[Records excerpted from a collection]
━━━━━━━━━━━━━━━━━━━━━━━━━━━━━━
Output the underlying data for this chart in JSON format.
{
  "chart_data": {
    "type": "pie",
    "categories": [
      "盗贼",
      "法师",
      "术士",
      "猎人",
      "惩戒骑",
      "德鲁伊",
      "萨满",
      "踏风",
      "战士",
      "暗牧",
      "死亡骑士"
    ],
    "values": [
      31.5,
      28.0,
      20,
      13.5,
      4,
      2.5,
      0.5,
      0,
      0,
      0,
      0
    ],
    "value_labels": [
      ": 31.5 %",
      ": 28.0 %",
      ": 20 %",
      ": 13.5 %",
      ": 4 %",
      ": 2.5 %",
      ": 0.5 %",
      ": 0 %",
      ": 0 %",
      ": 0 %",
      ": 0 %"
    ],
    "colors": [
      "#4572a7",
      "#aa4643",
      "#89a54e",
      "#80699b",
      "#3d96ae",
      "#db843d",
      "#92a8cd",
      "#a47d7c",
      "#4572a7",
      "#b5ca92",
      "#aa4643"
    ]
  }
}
━━━━━━━━━━━━━━━━━━━━━━━━━━━━━━
Short problem
Transcribe the entire listing above precisely.

Worked solution
Output the underlying data for this chart in JSON format.
{
  "chart_data": {
    "type": "pie",
    "categories": [
      "盗贼",
      "法师",
      "术士",
      "猎人",
      "惩戒骑",
      "德鲁伊",
      "萨满",
      "踏风",
      "战士",
      "暗牧",
      "死亡骑士"
    ],
    "values": [
      31.5,
      28.0,
      20,
      13.5,
      4,
      2.5,
      0.5,
      0,
      0,
      0,
      0
    ],
    "value_labels": [
      ": 31.5 %",
      ": 28.0 %",
      ": 20 %",
      ": 13.5 %",
      ": 4 %",
      ": 2.5 %",
      ": 0.5 %",
      ": 0 %",
      ": 0 %",
      ": 0 %",
      ": 0 %"
    ],
    "colors": [
      "#4572a7",
      "#aa4643",
      "#89a54e",
      "#80699b",
      "#3d96ae",
      "#db843d",
      "#92a8cd",
      "#a47d7c",
      "#4572a7",
      "#b5ca92",
      "#aa4643"
    ]
  }
}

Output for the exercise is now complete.